Figure record listings
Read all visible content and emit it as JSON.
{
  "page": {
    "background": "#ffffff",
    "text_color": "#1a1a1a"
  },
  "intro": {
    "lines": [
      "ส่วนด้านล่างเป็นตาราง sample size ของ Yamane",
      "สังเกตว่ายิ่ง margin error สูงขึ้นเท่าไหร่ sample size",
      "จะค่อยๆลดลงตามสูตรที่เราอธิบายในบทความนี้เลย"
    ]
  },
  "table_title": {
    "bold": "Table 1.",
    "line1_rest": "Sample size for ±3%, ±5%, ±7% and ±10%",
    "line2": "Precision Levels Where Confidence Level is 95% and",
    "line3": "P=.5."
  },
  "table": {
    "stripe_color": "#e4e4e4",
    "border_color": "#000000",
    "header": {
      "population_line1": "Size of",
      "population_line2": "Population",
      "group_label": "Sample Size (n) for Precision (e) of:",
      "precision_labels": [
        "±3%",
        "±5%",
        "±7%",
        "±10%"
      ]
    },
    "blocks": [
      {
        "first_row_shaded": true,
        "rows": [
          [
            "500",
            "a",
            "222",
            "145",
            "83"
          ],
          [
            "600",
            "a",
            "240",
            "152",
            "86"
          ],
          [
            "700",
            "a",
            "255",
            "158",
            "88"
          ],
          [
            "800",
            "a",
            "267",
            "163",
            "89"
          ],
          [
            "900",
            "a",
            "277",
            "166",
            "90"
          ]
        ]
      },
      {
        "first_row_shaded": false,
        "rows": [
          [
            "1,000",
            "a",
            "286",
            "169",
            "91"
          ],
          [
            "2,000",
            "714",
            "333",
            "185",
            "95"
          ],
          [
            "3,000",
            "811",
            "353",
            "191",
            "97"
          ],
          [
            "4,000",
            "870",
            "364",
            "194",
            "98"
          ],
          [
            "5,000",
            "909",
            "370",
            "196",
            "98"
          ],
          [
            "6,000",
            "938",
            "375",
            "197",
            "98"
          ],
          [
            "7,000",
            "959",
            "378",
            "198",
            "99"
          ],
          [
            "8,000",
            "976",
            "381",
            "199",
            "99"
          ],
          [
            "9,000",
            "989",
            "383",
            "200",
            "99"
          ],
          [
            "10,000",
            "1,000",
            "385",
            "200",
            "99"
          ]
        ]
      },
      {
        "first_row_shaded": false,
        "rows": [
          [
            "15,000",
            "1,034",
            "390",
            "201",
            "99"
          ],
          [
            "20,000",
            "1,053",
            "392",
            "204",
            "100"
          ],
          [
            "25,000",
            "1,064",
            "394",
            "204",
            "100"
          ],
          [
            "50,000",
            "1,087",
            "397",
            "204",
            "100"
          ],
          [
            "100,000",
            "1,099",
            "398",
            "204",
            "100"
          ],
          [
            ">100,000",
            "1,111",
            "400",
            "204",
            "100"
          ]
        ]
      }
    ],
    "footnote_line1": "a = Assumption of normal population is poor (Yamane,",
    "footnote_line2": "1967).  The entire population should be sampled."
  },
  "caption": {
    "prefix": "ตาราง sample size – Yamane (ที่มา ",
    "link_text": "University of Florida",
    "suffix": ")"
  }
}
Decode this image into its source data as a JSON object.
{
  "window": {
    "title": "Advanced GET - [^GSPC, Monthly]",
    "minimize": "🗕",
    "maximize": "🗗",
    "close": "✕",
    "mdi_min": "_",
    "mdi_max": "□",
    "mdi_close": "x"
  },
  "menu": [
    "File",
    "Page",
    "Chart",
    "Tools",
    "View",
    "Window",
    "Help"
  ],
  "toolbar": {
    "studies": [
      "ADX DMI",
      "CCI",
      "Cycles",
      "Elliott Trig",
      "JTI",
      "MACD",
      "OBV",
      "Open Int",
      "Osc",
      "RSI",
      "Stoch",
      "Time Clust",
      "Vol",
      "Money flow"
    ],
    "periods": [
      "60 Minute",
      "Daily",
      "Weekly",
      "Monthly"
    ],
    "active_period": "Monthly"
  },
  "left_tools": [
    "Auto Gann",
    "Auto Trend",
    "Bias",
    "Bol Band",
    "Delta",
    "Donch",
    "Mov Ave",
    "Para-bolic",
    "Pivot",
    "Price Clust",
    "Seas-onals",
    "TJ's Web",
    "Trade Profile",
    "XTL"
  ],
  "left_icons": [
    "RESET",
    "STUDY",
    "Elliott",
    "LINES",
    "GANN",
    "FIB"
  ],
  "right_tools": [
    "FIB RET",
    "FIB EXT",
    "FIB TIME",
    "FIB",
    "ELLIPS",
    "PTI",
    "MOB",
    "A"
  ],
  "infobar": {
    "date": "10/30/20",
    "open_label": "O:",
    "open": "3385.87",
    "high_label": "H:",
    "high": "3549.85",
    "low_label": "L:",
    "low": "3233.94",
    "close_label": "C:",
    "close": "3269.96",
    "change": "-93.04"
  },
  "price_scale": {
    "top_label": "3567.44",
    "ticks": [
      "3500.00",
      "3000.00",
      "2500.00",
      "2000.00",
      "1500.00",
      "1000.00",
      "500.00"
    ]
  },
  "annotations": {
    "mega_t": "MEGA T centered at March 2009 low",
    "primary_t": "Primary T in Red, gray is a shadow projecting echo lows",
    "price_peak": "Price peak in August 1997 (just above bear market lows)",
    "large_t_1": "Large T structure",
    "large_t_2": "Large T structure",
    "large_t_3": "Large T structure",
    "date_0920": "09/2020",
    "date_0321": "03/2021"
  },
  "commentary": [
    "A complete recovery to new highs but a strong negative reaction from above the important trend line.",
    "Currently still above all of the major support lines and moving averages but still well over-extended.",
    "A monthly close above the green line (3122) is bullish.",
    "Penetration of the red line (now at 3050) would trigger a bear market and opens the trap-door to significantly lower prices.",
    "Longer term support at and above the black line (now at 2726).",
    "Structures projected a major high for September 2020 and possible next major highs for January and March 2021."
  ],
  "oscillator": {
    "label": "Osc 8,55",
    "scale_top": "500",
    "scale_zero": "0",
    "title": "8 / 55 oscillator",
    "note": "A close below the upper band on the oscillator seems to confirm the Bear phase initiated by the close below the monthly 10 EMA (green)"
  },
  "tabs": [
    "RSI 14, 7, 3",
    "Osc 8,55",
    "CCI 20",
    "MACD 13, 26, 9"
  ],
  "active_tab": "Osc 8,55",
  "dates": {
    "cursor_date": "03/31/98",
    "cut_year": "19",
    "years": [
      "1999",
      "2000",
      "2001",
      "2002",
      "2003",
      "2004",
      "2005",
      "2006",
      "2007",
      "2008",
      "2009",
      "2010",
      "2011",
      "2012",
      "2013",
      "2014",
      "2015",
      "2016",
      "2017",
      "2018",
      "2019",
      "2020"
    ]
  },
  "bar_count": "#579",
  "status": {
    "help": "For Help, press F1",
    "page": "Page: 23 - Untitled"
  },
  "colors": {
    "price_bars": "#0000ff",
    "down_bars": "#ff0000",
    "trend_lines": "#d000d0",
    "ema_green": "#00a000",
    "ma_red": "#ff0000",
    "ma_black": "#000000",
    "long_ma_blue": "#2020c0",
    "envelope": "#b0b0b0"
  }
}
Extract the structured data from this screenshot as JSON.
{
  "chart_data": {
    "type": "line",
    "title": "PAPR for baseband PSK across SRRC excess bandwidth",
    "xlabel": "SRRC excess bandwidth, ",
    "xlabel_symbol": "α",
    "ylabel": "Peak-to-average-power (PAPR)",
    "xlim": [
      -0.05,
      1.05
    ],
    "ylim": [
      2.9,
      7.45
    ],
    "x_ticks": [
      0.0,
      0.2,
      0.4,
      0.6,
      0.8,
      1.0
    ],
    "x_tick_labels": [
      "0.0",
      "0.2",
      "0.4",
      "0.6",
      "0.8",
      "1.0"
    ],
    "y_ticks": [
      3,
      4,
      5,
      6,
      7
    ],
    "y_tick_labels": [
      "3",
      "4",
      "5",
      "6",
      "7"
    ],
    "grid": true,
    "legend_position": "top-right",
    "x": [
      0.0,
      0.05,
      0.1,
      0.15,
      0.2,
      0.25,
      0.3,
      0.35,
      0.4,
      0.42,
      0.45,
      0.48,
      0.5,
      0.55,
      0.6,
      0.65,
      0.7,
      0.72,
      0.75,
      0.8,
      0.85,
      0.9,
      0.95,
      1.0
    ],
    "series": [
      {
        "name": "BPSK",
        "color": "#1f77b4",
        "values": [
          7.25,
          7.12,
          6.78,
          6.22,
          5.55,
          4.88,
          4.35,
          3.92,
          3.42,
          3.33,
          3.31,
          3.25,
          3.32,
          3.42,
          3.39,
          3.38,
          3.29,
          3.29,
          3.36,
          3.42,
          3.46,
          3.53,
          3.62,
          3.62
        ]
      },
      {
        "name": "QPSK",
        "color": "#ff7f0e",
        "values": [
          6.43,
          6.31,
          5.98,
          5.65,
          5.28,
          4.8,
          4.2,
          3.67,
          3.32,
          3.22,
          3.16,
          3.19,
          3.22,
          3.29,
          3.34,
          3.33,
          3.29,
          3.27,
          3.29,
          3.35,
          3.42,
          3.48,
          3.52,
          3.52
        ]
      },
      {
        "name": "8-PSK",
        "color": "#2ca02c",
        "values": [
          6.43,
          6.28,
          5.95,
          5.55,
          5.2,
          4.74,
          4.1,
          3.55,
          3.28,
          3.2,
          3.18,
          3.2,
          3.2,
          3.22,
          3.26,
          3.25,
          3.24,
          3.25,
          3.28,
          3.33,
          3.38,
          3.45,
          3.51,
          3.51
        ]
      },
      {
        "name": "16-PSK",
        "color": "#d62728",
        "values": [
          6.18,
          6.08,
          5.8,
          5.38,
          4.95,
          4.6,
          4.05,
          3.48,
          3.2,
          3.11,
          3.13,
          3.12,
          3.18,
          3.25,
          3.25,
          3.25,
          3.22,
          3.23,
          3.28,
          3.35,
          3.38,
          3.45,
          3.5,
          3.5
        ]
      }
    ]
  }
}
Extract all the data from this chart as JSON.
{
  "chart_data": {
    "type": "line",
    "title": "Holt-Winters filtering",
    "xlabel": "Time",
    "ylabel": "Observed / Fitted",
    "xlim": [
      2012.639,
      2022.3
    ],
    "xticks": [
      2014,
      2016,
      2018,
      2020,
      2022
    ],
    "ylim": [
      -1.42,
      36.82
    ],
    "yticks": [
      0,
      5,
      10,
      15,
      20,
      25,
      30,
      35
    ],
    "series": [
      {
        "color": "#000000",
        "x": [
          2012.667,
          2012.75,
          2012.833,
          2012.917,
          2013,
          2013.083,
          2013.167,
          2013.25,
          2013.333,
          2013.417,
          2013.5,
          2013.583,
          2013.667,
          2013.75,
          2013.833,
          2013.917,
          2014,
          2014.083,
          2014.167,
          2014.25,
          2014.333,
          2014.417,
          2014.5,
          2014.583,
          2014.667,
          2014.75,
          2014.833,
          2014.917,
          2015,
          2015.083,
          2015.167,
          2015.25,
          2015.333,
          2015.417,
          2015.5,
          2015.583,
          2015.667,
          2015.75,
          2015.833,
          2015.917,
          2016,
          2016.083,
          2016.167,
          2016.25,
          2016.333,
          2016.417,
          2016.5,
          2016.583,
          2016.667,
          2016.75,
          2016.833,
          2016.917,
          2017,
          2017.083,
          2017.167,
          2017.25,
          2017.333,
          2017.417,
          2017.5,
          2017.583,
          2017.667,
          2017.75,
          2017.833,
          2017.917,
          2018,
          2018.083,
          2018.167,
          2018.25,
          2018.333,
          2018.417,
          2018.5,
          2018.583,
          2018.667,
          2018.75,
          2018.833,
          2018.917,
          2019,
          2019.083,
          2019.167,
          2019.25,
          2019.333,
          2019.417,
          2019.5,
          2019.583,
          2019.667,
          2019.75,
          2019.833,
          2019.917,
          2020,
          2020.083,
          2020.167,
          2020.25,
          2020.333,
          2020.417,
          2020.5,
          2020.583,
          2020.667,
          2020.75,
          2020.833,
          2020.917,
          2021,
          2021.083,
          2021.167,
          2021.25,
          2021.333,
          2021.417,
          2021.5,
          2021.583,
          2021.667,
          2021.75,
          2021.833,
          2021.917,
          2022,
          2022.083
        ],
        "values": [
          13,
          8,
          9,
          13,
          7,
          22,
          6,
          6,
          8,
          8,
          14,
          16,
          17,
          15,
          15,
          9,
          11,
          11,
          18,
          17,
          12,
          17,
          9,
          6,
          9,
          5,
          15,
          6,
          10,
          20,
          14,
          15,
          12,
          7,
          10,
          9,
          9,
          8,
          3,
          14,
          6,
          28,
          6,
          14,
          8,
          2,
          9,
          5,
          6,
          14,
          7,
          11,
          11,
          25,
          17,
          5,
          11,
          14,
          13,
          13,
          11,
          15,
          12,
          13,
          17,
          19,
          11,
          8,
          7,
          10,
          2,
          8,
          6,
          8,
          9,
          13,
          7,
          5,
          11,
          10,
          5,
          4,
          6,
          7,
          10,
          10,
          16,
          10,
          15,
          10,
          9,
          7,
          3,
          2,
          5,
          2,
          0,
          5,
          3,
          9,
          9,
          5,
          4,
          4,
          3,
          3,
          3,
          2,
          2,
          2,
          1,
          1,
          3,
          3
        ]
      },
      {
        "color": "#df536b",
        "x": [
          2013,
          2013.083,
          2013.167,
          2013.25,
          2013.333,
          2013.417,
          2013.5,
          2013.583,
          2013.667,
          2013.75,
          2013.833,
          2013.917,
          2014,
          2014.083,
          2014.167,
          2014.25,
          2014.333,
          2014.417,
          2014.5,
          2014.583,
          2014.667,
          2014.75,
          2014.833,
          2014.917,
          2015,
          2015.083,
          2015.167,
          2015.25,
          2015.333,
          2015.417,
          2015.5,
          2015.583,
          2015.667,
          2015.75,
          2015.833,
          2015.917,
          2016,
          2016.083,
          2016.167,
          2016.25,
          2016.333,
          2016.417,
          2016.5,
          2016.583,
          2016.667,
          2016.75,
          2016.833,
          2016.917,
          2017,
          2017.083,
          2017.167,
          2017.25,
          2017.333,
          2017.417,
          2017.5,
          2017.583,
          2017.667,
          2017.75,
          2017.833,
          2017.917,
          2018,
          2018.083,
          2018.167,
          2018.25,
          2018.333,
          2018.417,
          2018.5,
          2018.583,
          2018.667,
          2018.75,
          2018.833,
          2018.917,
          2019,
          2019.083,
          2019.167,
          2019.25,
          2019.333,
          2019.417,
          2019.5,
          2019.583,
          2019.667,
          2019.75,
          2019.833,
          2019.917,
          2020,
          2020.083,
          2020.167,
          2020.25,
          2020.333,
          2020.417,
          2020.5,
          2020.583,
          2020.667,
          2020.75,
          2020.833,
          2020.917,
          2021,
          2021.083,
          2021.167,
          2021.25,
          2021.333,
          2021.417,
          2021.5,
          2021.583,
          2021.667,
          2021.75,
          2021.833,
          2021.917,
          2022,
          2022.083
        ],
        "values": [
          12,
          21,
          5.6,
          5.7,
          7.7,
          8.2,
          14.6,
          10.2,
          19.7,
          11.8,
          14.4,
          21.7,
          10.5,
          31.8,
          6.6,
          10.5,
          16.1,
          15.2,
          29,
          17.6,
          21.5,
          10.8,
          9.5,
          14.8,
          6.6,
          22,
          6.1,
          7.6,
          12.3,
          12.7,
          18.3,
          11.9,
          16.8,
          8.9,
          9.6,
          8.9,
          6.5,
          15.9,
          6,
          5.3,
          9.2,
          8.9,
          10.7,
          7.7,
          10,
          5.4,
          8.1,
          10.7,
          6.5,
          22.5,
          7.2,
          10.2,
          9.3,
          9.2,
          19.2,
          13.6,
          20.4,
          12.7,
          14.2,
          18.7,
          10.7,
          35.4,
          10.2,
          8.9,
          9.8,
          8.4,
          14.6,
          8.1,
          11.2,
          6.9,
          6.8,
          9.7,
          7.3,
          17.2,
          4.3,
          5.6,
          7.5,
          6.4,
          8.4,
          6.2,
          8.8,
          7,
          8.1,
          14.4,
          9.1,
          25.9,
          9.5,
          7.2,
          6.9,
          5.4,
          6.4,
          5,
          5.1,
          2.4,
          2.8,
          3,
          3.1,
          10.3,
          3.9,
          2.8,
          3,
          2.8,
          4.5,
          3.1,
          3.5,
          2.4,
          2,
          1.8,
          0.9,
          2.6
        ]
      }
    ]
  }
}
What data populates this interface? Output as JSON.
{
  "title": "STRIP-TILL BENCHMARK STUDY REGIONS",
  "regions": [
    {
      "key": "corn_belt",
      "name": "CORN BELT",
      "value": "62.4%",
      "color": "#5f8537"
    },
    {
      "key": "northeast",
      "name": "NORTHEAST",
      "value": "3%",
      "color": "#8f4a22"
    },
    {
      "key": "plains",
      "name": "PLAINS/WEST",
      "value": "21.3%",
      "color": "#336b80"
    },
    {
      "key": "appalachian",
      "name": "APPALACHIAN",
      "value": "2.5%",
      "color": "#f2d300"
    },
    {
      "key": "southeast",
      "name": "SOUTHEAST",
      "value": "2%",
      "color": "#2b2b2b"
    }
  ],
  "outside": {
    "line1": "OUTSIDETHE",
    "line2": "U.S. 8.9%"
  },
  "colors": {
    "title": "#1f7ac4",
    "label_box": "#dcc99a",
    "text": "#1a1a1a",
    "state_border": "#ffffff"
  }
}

**Written instruction**
Return each line among the entries that holds the word "name".

**The output**
        "name": "BPSK",
        "name": "QPSK",
        "name": "8-PSK",
        "name": "16-PSK",
      "name": "CORN BELT",
      "name": "NORTHEAST",
      "name": "PLAINS/WEST",
      "name": "APPALACHIAN",
      "name": "SOUTHEAST",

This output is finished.